━━━━━ DATA EXCERPTS ━━━━━

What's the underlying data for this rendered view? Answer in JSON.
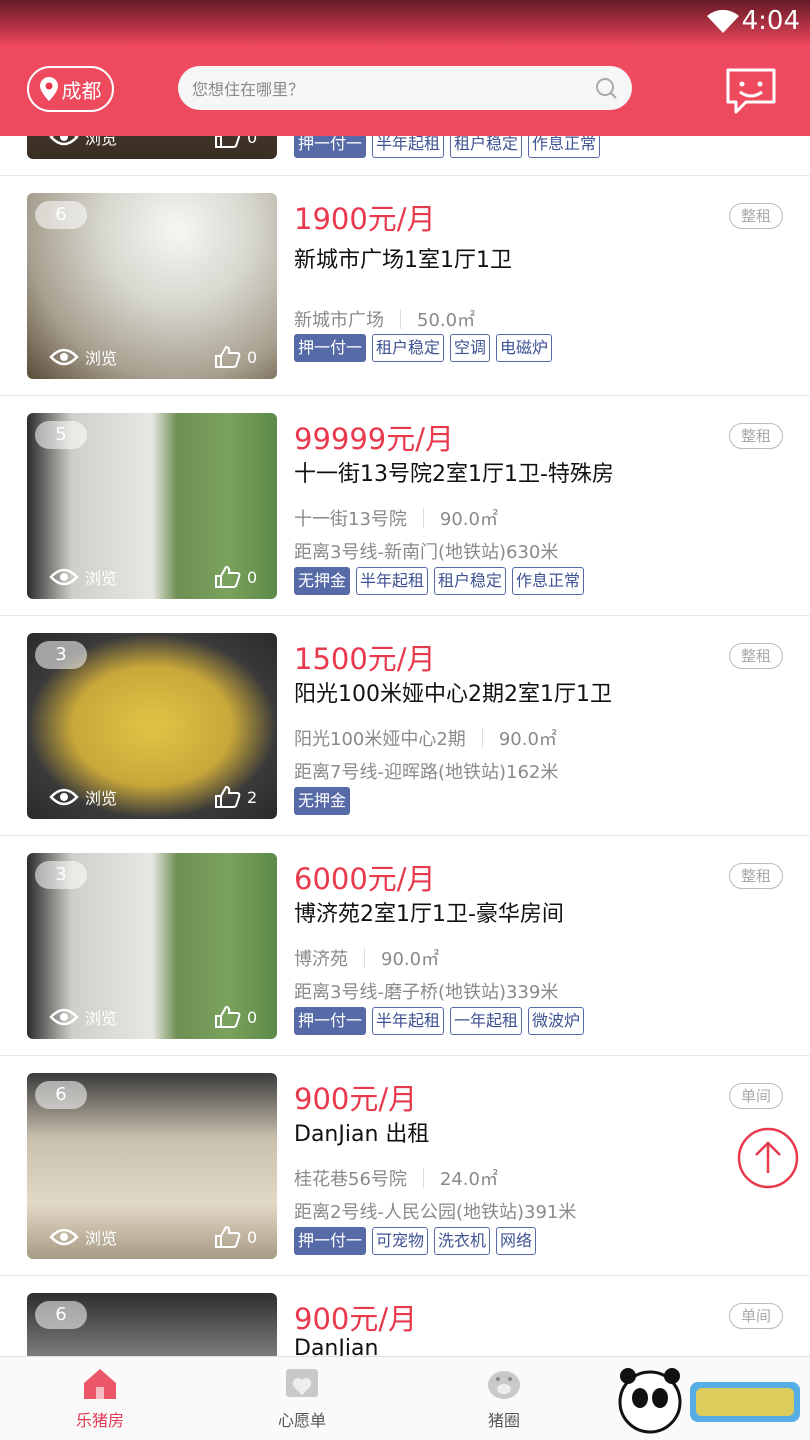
{
  "status": {
    "time": "4:04"
  },
  "header": {
    "city": "成都",
    "search_placeholder": "您想住在哪里？"
  },
  "listings": [
    {
      "price": "",
      "type": "",
      "title": "",
      "community": "",
      "area": "",
      "metro": "",
      "photo_count": "",
      "views_label": "浏览",
      "likes": "0",
      "tags": [
        {
          "label": "押一付一",
          "solid": true
        },
        {
          "label": "半年起租",
          "solid": false
        },
        {
          "label": "租户稳定",
          "solid": false
        },
        {
          "label": "作息正常",
          "solid": false
        }
      ]
    },
    {
      "price": "1900元/月",
      "type": "整租",
      "title": "新城市广场1室1厅1卫",
      "community": "新城市广场",
      "area": "50.0㎡",
      "metro": "",
      "photo_count": "6",
      "views_label": "浏览",
      "likes": "0",
      "tags": [
        {
          "label": "押一付一",
          "solid": true
        },
        {
          "label": "租户稳定",
          "solid": false
        },
        {
          "label": "空调",
          "solid": false
        },
        {
          "label": "电磁炉",
          "solid": false
        }
      ]
    },
    {
      "price": "99999元/月",
      "type": "整租",
      "title": "十一街13号院2室1厅1卫-特殊房",
      "community": "十一街13号院",
      "area": "90.0㎡",
      "metro": "距离3号线-新南门(地铁站)630米",
      "photo_count": "5",
      "views_label": "浏览",
      "likes": "0",
      "tags": [
        {
          "label": "无押金",
          "solid": true
        },
        {
          "label": "半年起租",
          "solid": false
        },
        {
          "label": "租户稳定",
          "solid": false
        },
        {
          "label": "作息正常",
          "solid": false
        }
      ]
    },
    {
      "price": "1500元/月",
      "type": "整租",
      "title": "阳光100米娅中心2期2室1厅1卫",
      "community": "阳光100米娅中心2期",
      "area": "90.0㎡",
      "metro": "距离7号线-迎晖路(地铁站)162米",
      "photo_count": "3",
      "views_label": "浏览",
      "likes": "2",
      "tags": [
        {
          "label": "无押金",
          "solid": true
        }
      ]
    },
    {
      "price": "6000元/月",
      "type": "整租",
      "title": "博济苑2室1厅1卫-豪华房间",
      "community": "博济苑",
      "area": "90.0㎡",
      "metro": "距离3号线-磨子桥(地铁站)339米",
      "photo_count": "3",
      "views_label": "浏览",
      "likes": "0",
      "tags": [
        {
          "label": "押一付一",
          "solid": true
        },
        {
          "label": "半年起租",
          "solid": false
        },
        {
          "label": "一年起租",
          "solid": false
        },
        {
          "label": "微波炉",
          "solid": false
        }
      ]
    },
    {
      "price": "900元/月",
      "type": "单间",
      "title": "DanJian 出租",
      "community": "桂花巷56号院",
      "area": "24.0㎡",
      "metro": "距离2号线-人民公园(地铁站)391米",
      "photo_count": "6",
      "views_label": "浏览",
      "likes": "0",
      "tags": [
        {
          "label": "押一付一",
          "solid": true
        },
        {
          "label": "可宠物",
          "solid": false
        },
        {
          "label": "洗衣机",
          "solid": false
        },
        {
          "label": "网络",
          "solid": false
        }
      ]
    },
    {
      "price": "900元/月",
      "type": "单间",
      "title": "DanJian",
      "community": "",
      "area": "",
      "metro": "",
      "photo_count": "6",
      "views_label": "",
      "likes": "",
      "tags": []
    }
  ],
  "nav": {
    "home": "乐猪房",
    "wishlist": "心愿单",
    "circle": "猪圈"
  },
  "colors": {
    "accent": "#e8394d",
    "tag_blue": "#556aa7"
  }
}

━━━━━

Check the data for the word "title" and pull out the lines that have it.

FINAL RESULT —
      "title": "",
      "title": "新城市广场1室1厅1卫",
      "title": "十一街13号院2室1厅1卫-特殊房",
      "title": "阳光100米娅中心2期2室1厅1卫",
      "title": "博济苑2室1厅1卫-豪华房间",
      "title": "DanJian 出租",
      "title": "DanJian",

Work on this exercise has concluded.